:: The input

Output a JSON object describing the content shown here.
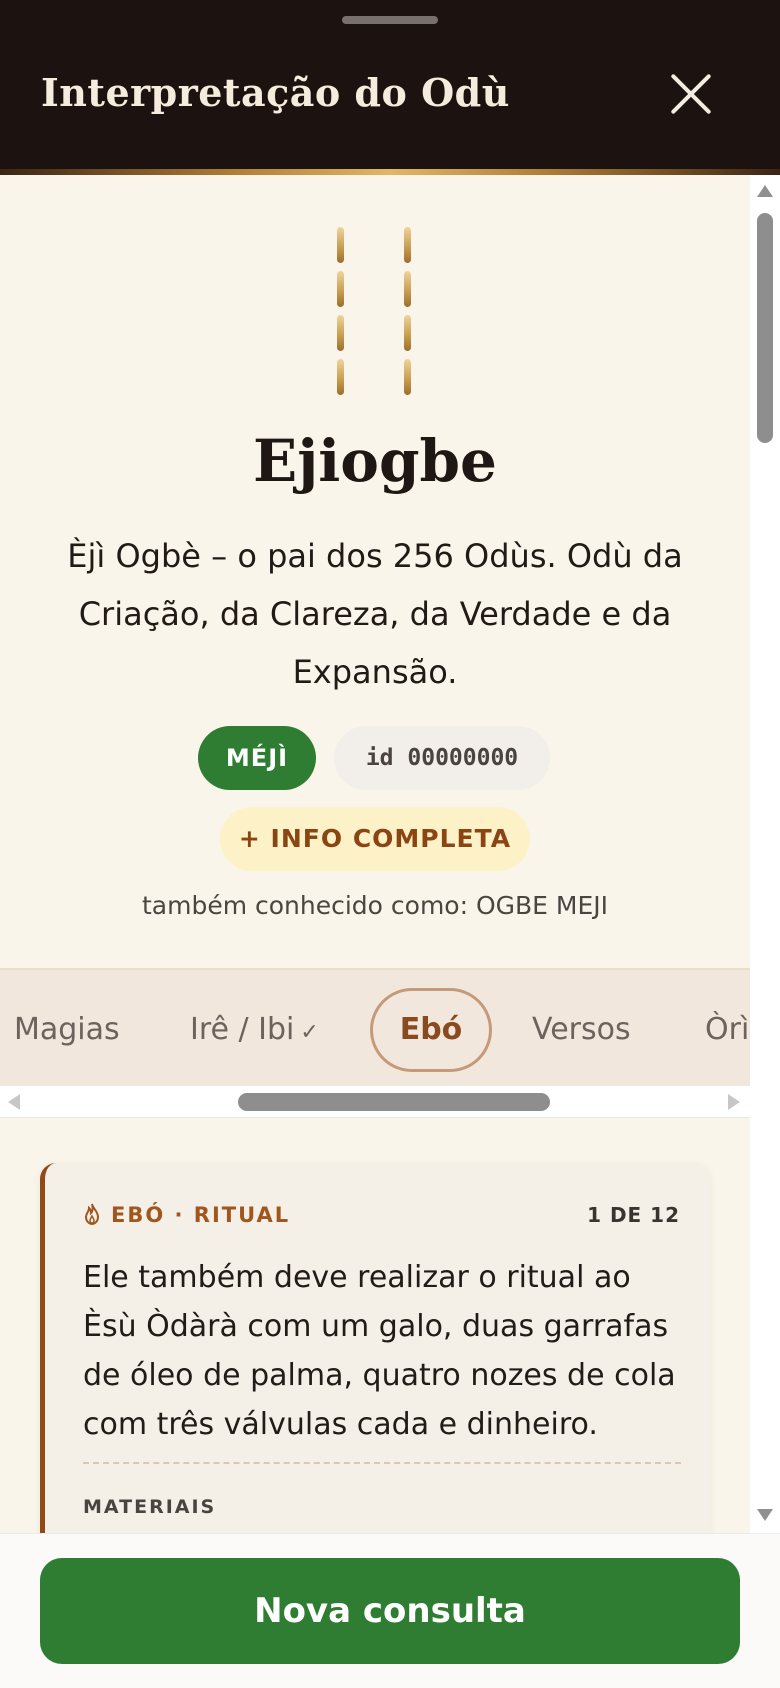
{
  "header": {
    "title": "Interpretação do Odù",
    "close_icon": "close-icon"
  },
  "odu": {
    "name": "Ejiogbe",
    "description": "Èjì Ogbè – o pai dos 256 Odùs. Odù da Criação, da Clareza, da Verdade e da Expansão.",
    "meji_label": "MÉJÌ",
    "id_label": "id 00000000",
    "info_button": "+ INFO COMPLETA",
    "aka": "também conhecido como: OGBE MEJI",
    "marks_icon": "odu-marks",
    "colors": {
      "meji": "#2e7d32",
      "accent": "#8a4512"
    }
  },
  "tabs": {
    "magias": "Magias",
    "ire": "Irê / Ibi",
    "ire_check": "✓",
    "ebo": "Ebó",
    "versos": "Versos",
    "ori": "Òrì",
    "active": "Ebó"
  },
  "card": {
    "tag": "EBÓ · RITUAL",
    "tag_icon": "flame-icon",
    "count": "1 DE 12",
    "text": "Ele também deve realizar o ritual ao Èsù Òdàrà com um galo, duas garrafas de óleo de palma, quatro nozes de cola com três válvulas cada e dinheiro.",
    "materials_label": "MATERIAIS"
  },
  "footer": {
    "button": "Nova consulta",
    "button_color": "#2e7d32"
  }
}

::::

- [Exercise] Transcribe each entry above exactly, apart from the pictures.

- [Result for this task]
Output a JSON object describing the content shown here.
{
  "header": {
    "title": "Interpretação do Odù",
    "close_icon": "close-icon"
  },
  "odu": {
    "name": "Ejiogbe",
    "description": "Èjì Ogbè – o pai dos 256 Odùs. Odù da Criação, da Clareza, da Verdade e da Expansão.",
    "meji_label": "MÉJÌ",
    "id_label": "id 00000000",
    "info_button": "+ INFO COMPLETA",
    "aka": "também conhecido como: OGBE MEJI",
    "marks_icon": "odu-marks",
    "colors": {
      "meji": "#2e7d32",
      "accent": "#8a4512"
    }
  },
  "tabs": {
    "magias": "Magias",
    "ire": "Irê / Ibi",
    "ire_check": "✓",
    "ebo": "Ebó",
    "versos": "Versos",
    "ori": "Òrì",
    "active": "Ebó"
  },
  "card": {
    "tag": "EBÓ · RITUAL",
    "tag_icon": "flame-icon",
    "count": "1 DE 12",
    "text": "Ele também deve realizar o ritual ao Èsù Òdàrà com um galo, duas garrafas de óleo de palma, quatro nozes de cola com três válvulas cada e dinheiro.",
    "materials_label": "MATERIAIS"
  },
  "footer": {
    "button": "Nova consulta",
    "button_color": "#2e7d32"
  }
}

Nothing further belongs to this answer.